== Supplied records
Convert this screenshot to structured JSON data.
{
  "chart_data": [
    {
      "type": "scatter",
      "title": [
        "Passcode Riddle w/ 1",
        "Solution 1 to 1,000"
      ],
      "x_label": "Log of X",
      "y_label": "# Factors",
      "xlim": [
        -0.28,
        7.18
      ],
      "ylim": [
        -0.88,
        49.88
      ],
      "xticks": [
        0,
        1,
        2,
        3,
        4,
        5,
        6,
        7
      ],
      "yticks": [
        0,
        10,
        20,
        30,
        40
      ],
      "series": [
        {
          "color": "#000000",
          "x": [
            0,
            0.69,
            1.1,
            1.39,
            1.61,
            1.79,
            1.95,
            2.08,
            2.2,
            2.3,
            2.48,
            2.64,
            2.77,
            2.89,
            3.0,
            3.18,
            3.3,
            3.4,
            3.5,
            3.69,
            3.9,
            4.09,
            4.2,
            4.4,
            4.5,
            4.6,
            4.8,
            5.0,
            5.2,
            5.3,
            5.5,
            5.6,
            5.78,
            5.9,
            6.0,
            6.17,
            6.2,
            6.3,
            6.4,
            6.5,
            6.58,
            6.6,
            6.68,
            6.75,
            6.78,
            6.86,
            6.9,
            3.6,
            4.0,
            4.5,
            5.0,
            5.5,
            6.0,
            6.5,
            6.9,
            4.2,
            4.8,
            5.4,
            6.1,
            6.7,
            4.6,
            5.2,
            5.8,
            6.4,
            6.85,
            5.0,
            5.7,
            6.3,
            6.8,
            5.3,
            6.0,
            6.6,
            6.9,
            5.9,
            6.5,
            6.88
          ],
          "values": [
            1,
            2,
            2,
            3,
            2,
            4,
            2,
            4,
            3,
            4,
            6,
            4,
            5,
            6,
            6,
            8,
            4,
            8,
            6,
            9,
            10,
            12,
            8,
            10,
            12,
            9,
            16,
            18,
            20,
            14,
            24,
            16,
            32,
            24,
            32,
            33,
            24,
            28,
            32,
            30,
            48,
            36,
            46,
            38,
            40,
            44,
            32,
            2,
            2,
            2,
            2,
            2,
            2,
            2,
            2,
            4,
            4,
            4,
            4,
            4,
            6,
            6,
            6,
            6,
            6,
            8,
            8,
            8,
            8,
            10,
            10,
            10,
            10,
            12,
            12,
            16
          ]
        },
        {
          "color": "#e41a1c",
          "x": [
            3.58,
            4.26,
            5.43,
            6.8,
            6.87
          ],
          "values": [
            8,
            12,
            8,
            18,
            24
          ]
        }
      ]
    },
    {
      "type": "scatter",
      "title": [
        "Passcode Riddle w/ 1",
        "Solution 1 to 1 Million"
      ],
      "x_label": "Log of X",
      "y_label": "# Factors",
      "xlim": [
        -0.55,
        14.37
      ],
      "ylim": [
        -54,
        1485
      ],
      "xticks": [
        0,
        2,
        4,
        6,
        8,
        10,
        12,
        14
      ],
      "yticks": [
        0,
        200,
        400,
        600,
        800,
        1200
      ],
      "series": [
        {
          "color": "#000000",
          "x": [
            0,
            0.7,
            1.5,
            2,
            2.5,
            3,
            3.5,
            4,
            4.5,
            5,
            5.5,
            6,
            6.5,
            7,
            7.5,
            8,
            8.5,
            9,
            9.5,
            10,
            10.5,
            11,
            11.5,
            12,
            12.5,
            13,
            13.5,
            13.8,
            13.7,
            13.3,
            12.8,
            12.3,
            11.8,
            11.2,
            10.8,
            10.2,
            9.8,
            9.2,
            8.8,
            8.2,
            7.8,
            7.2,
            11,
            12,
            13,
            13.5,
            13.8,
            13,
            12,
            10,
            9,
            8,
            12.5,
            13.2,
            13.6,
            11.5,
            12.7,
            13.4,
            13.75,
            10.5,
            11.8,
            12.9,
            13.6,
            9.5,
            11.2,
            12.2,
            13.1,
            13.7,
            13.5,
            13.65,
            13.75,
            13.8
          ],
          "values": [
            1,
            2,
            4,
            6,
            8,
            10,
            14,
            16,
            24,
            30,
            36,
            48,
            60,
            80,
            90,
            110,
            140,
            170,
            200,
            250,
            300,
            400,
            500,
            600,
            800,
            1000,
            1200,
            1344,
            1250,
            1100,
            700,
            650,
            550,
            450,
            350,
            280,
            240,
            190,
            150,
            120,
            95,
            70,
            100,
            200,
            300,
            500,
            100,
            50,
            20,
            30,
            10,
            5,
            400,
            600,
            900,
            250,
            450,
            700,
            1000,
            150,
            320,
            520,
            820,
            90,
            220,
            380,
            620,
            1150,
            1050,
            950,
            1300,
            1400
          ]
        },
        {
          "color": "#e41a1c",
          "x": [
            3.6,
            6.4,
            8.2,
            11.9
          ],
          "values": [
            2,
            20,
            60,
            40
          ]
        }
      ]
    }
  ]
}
====
Written exercise:
Reproduce the entire listing word for word.

Solution to this exercise:
Convert this screenshot to structured JSON data.
{
  "chart_data": [
    {
      "type": "scatter",
      "title": [
        "Passcode Riddle w/ 1",
        "Solution 1 to 1,000"
      ],
      "x_label": "Log of X",
      "y_label": "# Factors",
      "xlim": [
        -0.28,
        7.18
      ],
      "ylim": [
        -0.88,
        49.88
      ],
      "xticks": [
        0,
        1,
        2,
        3,
        4,
        5,
        6,
        7
      ],
      "yticks": [
        0,
        10,
        20,
        30,
        40
      ],
      "series": [
        {
          "color": "#000000",
          "x": [
            0,
            0.69,
            1.1,
            1.39,
            1.61,
            1.79,
            1.95,
            2.08,
            2.2,
            2.3,
            2.48,
            2.64,
            2.77,
            2.89,
            3.0,
            3.18,
            3.3,
            3.4,
            3.5,
            3.69,
            3.9,
            4.09,
            4.2,
            4.4,
            4.5,
            4.6,
            4.8,
            5.0,
            5.2,
            5.3,
            5.5,
            5.6,
            5.78,
            5.9,
            6.0,
            6.17,
            6.2,
            6.3,
            6.4,
            6.5,
            6.58,
            6.6,
            6.68,
            6.75,
            6.78,
            6.86,
            6.9,
            3.6,
            4.0,
            4.5,
            5.0,
            5.5,
            6.0,
            6.5,
            6.9,
            4.2,
            4.8,
            5.4,
            6.1,
            6.7,
            4.6,
            5.2,
            5.8,
            6.4,
            6.85,
            5.0,
            5.7,
            6.3,
            6.8,
            5.3,
            6.0,
            6.6,
            6.9,
            5.9,
            6.5,
            6.88
          ],
          "values": [
            1,
            2,
            2,
            3,
            2,
            4,
            2,
            4,
            3,
            4,
            6,
            4,
            5,
            6,
            6,
            8,
            4,
            8,
            6,
            9,
            10,
            12,
            8,
            10,
            12,
            9,
            16,
            18,
            20,
            14,
            24,
            16,
            32,
            24,
            32,
            33,
            24,
            28,
            32,
            30,
            48,
            36,
            46,
            38,
            40,
            44,
            32,
            2,
            2,
            2,
            2,
            2,
            2,
            2,
            2,
            4,
            4,
            4,
            4,
            4,
            6,
            6,
            6,
            6,
            6,
            8,
            8,
            8,
            8,
            10,
            10,
            10,
            10,
            12,
            12,
            16
          ]
        },
        {
          "color": "#e41a1c",
          "x": [
            3.58,
            4.26,
            5.43,
            6.8,
            6.87
          ],
          "values": [
            8,
            12,
            8,
            18,
            24
          ]
        }
      ]
    },
    {
      "type": "scatter",
      "title": [
        "Passcode Riddle w/ 1",
        "Solution 1 to 1 Million"
      ],
      "x_label": "Log of X",
      "y_label": "# Factors",
      "xlim": [
        -0.55,
        14.37
      ],
      "ylim": [
        -54,
        1485
      ],
      "xticks": [
        0,
        2,
        4,
        6,
        8,
        10,
        12,
        14
      ],
      "yticks": [
        0,
        200,
        400,
        600,
        800,
        1200
      ],
      "series": [
        {
          "color": "#000000",
          "x": [
            0,
            0.7,
            1.5,
            2,
            2.5,
            3,
            3.5,
            4,
            4.5,
            5,
            5.5,
            6,
            6.5,
            7,
            7.5,
            8,
            8.5,
            9,
            9.5,
            10,
            10.5,
            11,
            11.5,
            12,
            12.5,
            13,
            13.5,
            13.8,
            13.7,
            13.3,
            12.8,
            12.3,
            11.8,
            11.2,
            10.8,
            10.2,
            9.8,
            9.2,
            8.8,
            8.2,
            7.8,
            7.2,
            11,
            12,
            13,
            13.5,
            13.8,
            13,
            12,
            10,
            9,
            8,
            12.5,
            13.2,
            13.6,
            11.5,
            12.7,
            13.4,
            13.75,
            10.5,
            11.8,
            12.9,
            13.6,
            9.5,
            11.2,
            12.2,
            13.1,
            13.7,
            13.5,
            13.65,
            13.75,
            13.8
          ],
          "values": [
            1,
            2,
            4,
            6,
            8,
            10,
            14,
            16,
            24,
            30,
            36,
            48,
            60,
            80,
            90,
            110,
            140,
            170,
            200,
            250,
            300,
            400,
            500,
            600,
            800,
            1000,
            1200,
            1344,
            1250,
            1100,
            700,
            650,
            550,
            450,
            350,
            280,
            240,
            190,
            150,
            120,
            95,
            70,
            100,
            200,
            300,
            500,
            100,
            50,
            20,
            30,
            10,
            5,
            400,
            600,
            900,
            250,
            450,
            700,
            1000,
            150,
            320,
            520,
            820,
            90,
            220,
            380,
            620,
            1150,
            1050,
            950,
            1300,
            1400
          ]
        },
        {
          "color": "#e41a1c",
          "x": [
            3.6,
            6.4,
            8.2,
            11.9
          ],
          "values": [
            2,
            20,
            60,
            40
          ]
        }
      ]
    }
  ]
}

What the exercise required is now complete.